━━━ Extract ━━━

It wasn't the first time Aristide had lost power. In 1991, Haiti's army overthrew the president. The United States restored Aristide to office in 1994, and he promptly disbanded the army.

A champion of Haiti's poor, Aristide continues to command support in the poorest slums of the country. His Lavalas Family Party is still active, and his supporters have clashed with the police and the United Nations.

The interim government has blamed Aristide for fomenting violence from exile in South Africa. Aristide counters that the government has arbitrarily arrested and executed Lavalas Family Party activists and sympathisers. The government's hard line against Aristide supporters has prompted an outcry from human rights groups, alarmed at rights violations perpetrated by police.

Who's in control of the country now?

Haiti's interim government is nominally in control. It is headed by President Boniface Alexandre, former chief justice at Haiti's Supreme Court, and Gerard Latortue, a former Haitian foreign minister and U.N. official who was appointed prime minister in March 2004.

But the government has failed to establish authority over the country, and pro-Aristide supporters, street gangs, and rebels -- all heavily armed -- battle in the streets.

Who are the "rebels"?

The rebels are former members of Haiti's disbanded army. They played an instrumental role in forcing Aristide from office in February and control large swaths of the country.

Human Rights Watch has criticised Prime Minister Latortue's apparent indifference to the abuses of the rebels. Latortue has said that in his opinion the former soldiers are freedom fighters, but the once cordial relations between the rebels and the interim government soured in recent months over the soldiers' demand to be reinstated and compensated with 10 years of back pay.

In November, disgruntled rebels seized Aristide's former walled compound in an upscale Port-au-Prince neighbourhood, forcing a standoff with U.N. troops that threatened to plunge the country further into anarchy.

━━━

Explore the material:
[a] According to the Haiti extract, in what year did the United States restore Aristide to office?
[b] Edit the Haiti extract by writing out everything from "A champion of" down to "the country now?", replacing "Lavalas Family Party" with "Fanmi Lavalas party".
[c] Say whether each statement agrees with the Haiti extract: (i) Aristide is in exile in South Africa; (ii) the rebels are former members of Haiti's police; (iii) Gerard Latortue was appointed prime minister in March 2004.

━━━ Extracted information ━━━

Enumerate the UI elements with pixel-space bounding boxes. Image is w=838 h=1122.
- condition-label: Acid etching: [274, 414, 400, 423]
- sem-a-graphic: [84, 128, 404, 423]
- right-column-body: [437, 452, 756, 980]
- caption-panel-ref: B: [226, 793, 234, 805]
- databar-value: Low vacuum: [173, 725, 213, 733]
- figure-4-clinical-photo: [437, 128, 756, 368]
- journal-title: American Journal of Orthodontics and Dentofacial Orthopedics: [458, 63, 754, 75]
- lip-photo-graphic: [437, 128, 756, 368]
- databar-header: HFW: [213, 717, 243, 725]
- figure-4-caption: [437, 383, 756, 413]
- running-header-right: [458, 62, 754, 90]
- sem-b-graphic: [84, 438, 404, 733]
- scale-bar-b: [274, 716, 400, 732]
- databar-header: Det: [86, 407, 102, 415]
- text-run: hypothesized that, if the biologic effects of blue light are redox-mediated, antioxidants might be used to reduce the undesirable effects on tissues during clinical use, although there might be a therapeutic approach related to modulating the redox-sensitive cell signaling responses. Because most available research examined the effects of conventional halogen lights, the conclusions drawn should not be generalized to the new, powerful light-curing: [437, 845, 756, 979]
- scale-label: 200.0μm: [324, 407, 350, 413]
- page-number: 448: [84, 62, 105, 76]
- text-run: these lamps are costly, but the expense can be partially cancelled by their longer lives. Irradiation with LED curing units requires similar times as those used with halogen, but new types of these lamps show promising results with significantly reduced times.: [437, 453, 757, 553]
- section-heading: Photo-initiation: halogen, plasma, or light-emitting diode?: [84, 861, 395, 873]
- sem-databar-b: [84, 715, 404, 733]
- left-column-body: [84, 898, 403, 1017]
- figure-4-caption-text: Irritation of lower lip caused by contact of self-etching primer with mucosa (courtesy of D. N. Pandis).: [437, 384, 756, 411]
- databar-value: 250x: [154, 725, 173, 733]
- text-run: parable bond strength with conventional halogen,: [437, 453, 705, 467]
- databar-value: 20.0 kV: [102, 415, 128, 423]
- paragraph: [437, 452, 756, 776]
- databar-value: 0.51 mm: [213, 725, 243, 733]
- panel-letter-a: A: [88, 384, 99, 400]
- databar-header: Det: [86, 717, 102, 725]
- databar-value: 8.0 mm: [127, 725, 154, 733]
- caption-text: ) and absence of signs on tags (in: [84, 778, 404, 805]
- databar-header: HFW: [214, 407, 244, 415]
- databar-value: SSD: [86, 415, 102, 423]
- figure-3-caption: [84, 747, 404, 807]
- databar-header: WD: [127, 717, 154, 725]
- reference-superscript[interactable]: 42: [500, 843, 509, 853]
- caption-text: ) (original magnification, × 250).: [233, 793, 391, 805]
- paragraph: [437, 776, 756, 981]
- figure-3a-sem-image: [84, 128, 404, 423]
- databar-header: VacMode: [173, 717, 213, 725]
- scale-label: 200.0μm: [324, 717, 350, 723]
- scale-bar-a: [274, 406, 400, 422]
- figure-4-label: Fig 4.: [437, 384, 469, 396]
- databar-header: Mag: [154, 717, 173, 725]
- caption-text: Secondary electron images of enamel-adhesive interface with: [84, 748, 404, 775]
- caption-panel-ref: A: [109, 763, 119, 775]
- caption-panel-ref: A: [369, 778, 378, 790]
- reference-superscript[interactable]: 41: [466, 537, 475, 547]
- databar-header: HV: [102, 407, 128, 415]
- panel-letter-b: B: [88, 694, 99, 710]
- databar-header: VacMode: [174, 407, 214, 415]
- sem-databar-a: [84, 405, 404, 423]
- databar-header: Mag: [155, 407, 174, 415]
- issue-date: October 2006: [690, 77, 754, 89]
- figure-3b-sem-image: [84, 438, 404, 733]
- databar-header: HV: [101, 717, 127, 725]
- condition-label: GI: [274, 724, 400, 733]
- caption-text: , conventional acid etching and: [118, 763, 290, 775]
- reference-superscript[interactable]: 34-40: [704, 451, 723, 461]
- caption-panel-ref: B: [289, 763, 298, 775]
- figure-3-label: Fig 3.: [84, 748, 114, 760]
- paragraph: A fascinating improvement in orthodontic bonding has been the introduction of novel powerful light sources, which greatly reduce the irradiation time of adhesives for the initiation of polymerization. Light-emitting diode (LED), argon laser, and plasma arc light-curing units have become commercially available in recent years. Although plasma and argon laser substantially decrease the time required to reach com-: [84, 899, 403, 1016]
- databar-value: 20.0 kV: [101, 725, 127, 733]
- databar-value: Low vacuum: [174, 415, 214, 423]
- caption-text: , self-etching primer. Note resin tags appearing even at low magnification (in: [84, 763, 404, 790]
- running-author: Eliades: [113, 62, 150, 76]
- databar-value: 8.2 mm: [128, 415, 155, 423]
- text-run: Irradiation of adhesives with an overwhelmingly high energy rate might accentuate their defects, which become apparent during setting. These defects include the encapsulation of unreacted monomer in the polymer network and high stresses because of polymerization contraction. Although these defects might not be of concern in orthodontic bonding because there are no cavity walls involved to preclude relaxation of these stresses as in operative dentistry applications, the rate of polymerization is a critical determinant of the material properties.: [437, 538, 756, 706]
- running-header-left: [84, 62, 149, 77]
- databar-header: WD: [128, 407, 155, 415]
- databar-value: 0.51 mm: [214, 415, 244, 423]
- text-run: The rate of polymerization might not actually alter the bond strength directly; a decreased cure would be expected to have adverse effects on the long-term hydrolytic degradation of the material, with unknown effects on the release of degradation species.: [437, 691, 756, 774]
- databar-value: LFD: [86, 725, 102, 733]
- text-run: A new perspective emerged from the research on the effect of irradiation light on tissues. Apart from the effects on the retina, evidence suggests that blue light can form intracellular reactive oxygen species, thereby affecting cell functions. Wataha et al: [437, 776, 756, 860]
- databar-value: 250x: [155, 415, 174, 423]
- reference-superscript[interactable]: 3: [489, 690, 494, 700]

━━━

Per-task outputs:
[a] 1994

[b]
A champion of Haiti's poor, Aristide continues to command support in the poorest slums of the country. His Fanmi Lavalas party is still active, and his supporters have clashed with the police and the United Nations.

The interim government has blamed Aristide for fomenting violence from exile in South Africa. Aristide counters that the government has arbitrarily arrested and executed Fanmi Lavalas party activists and sympathisers. The government's hard line against Aristide supporters has prompted an outcry from human rights groups, alarmed at rights violations perpetrated by police.

Who's in control of the country now?

[c]
(i) Yes: "fomenting violence from exile in South Africa"
(ii) No: "The rebels are former members of Haiti's disbanded army."
(iii) Yes: "who was appointed prime minister in March 2004"